Pull out every line below that contains the word "Last".

Records contained in a dataset:
= = = = = = =

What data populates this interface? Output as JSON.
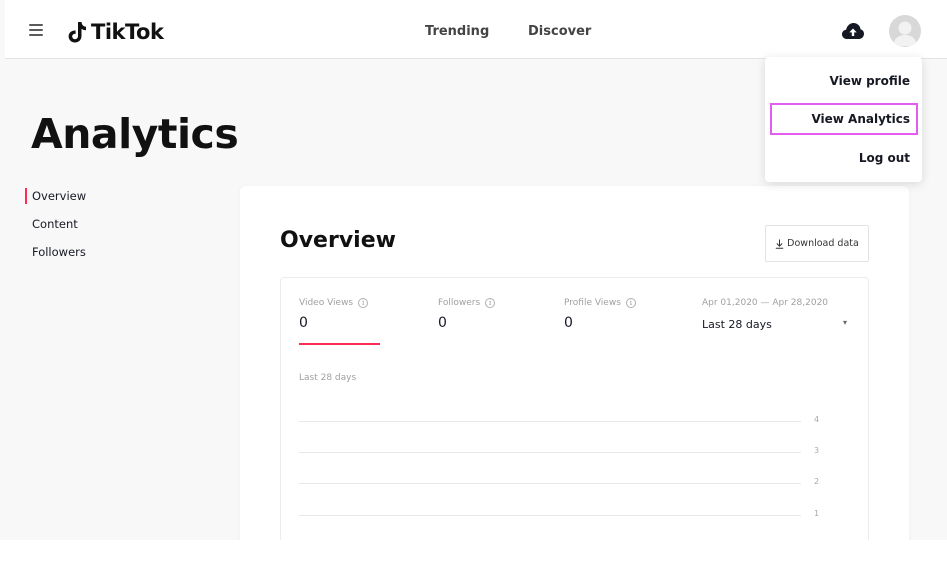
{
  "header": {
    "logo_text": "TikTok",
    "nav": [
      "Trending",
      "Discover"
    ],
    "icons": [
      "hamburger-menu-icon",
      "tiktok-note-icon",
      "cloud-upload-icon",
      "avatar"
    ]
  },
  "page": {
    "title": "Analytics"
  },
  "sidebar": {
    "items": [
      {
        "label": "Overview",
        "active": true
      },
      {
        "label": "Content",
        "active": false
      },
      {
        "label": "Followers",
        "active": false
      }
    ]
  },
  "overview": {
    "title": "Overview",
    "download_label": "Download data",
    "metrics": [
      {
        "label": "Video Views",
        "value": "0",
        "selected": true
      },
      {
        "label": "Followers",
        "value": "0",
        "selected": false
      },
      {
        "label": "Profile Views",
        "value": "0",
        "selected": false
      }
    ],
    "date_range": "Apr 01,2020 — Apr 28,2020",
    "period": "Last 28 days",
    "chart_label": "Last 28 days",
    "y_ticks": [
      "4",
      "3",
      "2",
      "1"
    ]
  },
  "menu": {
    "items": [
      "View profile",
      "View Analytics",
      "Log out"
    ],
    "highlighted": "View Analytics"
  },
  "colors": {
    "accent": "#fe2c55",
    "highlight_border": "#e45df0",
    "background": "#f8f8f8"
  }
}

= = = = = = =

- [Solution to the exercise]
    "period": "Last 28 days",
    "chart_label": "Last 28 days",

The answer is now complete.